# What you need to do:
Count the lines of the items below that contain the string "Samples". Reply with the number alone.

# Exercise inputs:
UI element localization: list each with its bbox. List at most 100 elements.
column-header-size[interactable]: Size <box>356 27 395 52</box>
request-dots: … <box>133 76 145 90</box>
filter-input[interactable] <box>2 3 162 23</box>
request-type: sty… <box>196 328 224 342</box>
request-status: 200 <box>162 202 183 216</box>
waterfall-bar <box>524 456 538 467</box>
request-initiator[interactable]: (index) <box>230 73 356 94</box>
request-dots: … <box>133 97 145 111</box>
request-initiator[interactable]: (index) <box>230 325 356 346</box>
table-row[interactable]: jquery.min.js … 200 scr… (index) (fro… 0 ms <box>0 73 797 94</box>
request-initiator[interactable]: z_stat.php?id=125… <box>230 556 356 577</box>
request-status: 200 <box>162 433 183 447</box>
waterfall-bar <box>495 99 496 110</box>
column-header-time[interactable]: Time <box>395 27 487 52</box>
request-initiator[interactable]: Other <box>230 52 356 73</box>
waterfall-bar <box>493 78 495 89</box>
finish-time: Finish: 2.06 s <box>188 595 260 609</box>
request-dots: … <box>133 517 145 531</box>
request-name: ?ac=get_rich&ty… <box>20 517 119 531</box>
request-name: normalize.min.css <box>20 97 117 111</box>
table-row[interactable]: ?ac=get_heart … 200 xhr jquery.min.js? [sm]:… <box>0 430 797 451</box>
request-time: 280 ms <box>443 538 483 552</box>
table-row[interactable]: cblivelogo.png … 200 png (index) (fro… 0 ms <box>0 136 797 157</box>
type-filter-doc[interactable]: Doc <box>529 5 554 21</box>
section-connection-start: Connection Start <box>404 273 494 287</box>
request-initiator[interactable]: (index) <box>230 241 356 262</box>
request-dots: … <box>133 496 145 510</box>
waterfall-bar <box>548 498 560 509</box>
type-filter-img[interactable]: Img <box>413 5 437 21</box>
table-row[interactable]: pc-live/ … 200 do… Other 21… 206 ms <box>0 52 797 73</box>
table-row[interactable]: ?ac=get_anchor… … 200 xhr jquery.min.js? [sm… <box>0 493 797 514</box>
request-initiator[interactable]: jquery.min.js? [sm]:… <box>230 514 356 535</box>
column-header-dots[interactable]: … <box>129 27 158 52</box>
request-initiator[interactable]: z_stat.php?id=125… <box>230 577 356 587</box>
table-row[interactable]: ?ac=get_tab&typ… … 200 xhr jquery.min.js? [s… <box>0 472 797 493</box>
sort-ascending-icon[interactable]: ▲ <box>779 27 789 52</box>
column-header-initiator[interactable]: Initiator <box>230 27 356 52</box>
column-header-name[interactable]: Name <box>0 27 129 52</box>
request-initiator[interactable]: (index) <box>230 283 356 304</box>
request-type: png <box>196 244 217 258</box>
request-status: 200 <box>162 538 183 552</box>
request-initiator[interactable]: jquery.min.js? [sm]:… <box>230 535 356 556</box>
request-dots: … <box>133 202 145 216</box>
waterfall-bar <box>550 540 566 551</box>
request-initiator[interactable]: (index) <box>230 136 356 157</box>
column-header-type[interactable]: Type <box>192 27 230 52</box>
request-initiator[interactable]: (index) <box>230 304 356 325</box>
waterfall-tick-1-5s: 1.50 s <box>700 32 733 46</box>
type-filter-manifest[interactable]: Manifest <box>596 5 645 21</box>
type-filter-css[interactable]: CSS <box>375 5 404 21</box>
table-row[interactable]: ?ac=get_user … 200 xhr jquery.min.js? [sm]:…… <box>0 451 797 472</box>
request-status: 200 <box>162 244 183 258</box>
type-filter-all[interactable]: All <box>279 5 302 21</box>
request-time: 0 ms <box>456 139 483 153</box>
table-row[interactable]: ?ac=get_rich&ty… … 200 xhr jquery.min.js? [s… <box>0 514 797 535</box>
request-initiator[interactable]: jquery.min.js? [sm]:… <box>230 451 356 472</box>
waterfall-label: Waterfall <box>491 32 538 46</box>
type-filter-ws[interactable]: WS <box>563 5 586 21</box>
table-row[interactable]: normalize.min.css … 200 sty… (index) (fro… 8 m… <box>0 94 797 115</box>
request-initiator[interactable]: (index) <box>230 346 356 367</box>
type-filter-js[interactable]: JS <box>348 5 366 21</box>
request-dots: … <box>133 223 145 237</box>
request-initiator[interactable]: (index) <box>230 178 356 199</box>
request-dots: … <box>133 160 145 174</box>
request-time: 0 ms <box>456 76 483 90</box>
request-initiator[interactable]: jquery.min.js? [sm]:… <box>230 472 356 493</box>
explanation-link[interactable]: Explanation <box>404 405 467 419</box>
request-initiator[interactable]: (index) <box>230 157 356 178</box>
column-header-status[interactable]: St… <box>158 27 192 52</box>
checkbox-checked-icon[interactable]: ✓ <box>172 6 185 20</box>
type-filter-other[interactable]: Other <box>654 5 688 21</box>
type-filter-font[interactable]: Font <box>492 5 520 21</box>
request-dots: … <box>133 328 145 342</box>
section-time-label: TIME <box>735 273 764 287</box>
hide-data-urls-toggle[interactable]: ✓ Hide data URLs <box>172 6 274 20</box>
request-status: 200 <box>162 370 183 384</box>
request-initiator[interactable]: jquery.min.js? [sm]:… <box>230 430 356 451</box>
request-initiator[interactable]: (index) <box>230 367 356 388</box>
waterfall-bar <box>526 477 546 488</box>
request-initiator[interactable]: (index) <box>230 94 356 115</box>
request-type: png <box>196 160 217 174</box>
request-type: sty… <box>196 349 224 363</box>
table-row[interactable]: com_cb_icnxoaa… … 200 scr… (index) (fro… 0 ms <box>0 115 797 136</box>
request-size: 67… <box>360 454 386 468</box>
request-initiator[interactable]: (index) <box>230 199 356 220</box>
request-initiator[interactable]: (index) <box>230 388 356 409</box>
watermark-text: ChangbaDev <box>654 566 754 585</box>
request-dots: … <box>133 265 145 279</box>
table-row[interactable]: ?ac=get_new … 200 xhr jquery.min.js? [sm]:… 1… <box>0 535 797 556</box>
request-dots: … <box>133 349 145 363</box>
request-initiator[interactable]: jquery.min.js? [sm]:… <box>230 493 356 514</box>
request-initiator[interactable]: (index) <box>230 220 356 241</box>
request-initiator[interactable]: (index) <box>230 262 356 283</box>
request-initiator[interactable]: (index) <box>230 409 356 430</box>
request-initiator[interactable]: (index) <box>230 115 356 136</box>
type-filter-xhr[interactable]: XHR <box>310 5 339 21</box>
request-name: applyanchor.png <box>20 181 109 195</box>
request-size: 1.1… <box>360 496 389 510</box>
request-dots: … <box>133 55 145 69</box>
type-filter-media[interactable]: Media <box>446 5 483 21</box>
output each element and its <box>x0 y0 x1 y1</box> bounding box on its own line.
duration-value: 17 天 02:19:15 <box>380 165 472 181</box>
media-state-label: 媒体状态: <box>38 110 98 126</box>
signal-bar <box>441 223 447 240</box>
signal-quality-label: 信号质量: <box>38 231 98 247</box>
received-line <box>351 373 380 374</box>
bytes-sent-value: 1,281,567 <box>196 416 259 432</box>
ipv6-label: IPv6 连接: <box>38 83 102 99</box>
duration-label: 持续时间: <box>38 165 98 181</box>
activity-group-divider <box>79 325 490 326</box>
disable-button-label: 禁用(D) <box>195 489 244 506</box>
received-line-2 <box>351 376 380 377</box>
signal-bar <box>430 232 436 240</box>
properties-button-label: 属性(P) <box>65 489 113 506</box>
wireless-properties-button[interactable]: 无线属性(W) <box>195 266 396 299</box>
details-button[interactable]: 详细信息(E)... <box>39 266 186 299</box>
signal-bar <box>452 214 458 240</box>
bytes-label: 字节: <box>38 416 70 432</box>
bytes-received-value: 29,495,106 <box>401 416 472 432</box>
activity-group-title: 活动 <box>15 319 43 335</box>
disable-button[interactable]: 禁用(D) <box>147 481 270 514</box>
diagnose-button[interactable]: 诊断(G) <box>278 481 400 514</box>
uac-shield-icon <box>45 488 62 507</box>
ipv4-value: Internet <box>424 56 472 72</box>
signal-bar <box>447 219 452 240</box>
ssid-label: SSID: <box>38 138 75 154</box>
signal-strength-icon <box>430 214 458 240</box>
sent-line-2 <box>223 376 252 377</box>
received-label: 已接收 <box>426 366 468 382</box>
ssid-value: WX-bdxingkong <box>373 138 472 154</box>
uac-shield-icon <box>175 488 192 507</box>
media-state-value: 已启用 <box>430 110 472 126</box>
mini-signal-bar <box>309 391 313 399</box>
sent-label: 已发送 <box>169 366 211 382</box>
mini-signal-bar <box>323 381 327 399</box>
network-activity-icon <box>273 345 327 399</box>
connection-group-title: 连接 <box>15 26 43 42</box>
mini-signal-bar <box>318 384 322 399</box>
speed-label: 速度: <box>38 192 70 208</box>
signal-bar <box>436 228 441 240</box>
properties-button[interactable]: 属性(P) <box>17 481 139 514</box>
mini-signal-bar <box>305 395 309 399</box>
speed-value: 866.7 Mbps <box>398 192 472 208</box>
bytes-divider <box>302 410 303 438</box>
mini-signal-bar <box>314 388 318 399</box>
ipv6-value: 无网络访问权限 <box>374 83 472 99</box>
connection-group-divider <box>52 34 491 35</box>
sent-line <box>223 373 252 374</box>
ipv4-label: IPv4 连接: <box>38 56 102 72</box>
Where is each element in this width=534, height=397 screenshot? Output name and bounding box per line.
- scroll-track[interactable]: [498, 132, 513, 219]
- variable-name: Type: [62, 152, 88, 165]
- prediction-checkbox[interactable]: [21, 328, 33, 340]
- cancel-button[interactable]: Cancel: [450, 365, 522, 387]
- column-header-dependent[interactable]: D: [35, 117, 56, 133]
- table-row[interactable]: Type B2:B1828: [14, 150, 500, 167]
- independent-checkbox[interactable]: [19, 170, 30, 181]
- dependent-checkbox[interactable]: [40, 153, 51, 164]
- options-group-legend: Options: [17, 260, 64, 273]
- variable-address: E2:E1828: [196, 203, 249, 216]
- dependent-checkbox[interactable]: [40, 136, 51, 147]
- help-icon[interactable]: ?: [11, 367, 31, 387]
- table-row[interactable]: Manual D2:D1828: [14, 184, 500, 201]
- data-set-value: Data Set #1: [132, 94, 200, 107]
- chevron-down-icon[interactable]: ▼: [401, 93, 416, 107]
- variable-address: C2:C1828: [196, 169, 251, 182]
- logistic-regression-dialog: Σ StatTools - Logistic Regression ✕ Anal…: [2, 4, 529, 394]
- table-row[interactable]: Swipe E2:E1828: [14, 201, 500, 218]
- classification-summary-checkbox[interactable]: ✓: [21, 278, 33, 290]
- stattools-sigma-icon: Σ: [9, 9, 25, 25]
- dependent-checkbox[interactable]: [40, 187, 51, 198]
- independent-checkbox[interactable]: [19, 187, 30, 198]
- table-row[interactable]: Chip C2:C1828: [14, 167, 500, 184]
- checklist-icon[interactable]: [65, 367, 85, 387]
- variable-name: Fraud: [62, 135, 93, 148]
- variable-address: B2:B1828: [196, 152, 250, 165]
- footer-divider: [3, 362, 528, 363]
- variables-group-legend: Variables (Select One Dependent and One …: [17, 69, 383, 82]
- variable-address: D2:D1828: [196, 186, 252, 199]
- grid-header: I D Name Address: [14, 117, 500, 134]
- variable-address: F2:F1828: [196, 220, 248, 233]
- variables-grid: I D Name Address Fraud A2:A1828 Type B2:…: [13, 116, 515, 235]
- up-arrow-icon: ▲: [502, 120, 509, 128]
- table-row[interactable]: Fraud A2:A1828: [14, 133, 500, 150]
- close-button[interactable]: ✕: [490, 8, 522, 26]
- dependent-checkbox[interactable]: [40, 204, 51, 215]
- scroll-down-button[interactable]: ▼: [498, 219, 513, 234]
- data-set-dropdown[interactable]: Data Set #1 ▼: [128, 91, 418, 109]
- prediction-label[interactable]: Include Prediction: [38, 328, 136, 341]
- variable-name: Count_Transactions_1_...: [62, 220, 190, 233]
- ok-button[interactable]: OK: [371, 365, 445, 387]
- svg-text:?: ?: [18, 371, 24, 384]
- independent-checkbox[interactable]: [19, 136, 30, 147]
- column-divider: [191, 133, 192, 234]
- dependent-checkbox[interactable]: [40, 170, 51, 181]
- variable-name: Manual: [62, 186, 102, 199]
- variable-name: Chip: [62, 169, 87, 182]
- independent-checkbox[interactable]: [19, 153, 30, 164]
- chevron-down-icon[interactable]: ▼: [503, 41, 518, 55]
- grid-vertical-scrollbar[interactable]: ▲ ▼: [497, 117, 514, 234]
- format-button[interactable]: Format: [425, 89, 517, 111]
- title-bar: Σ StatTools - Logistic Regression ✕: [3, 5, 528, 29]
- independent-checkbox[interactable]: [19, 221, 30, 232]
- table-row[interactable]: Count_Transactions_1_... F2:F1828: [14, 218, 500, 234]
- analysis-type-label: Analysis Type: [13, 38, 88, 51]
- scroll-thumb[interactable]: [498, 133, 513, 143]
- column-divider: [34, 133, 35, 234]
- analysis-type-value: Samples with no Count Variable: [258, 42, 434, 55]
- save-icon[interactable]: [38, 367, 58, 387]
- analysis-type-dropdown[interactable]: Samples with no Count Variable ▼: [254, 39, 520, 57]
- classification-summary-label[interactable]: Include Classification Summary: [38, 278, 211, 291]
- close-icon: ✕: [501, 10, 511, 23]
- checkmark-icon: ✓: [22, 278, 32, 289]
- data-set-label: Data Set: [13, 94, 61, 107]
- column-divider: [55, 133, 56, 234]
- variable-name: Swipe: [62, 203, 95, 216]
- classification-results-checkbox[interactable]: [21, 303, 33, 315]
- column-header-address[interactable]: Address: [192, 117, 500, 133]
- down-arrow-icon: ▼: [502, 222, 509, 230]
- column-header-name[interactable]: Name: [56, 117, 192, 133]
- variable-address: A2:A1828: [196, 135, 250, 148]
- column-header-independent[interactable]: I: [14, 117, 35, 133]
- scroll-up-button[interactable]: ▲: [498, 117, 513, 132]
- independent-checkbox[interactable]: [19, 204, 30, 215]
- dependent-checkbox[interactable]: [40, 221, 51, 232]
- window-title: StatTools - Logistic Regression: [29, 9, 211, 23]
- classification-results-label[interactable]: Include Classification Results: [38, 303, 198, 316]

# Written solution:
2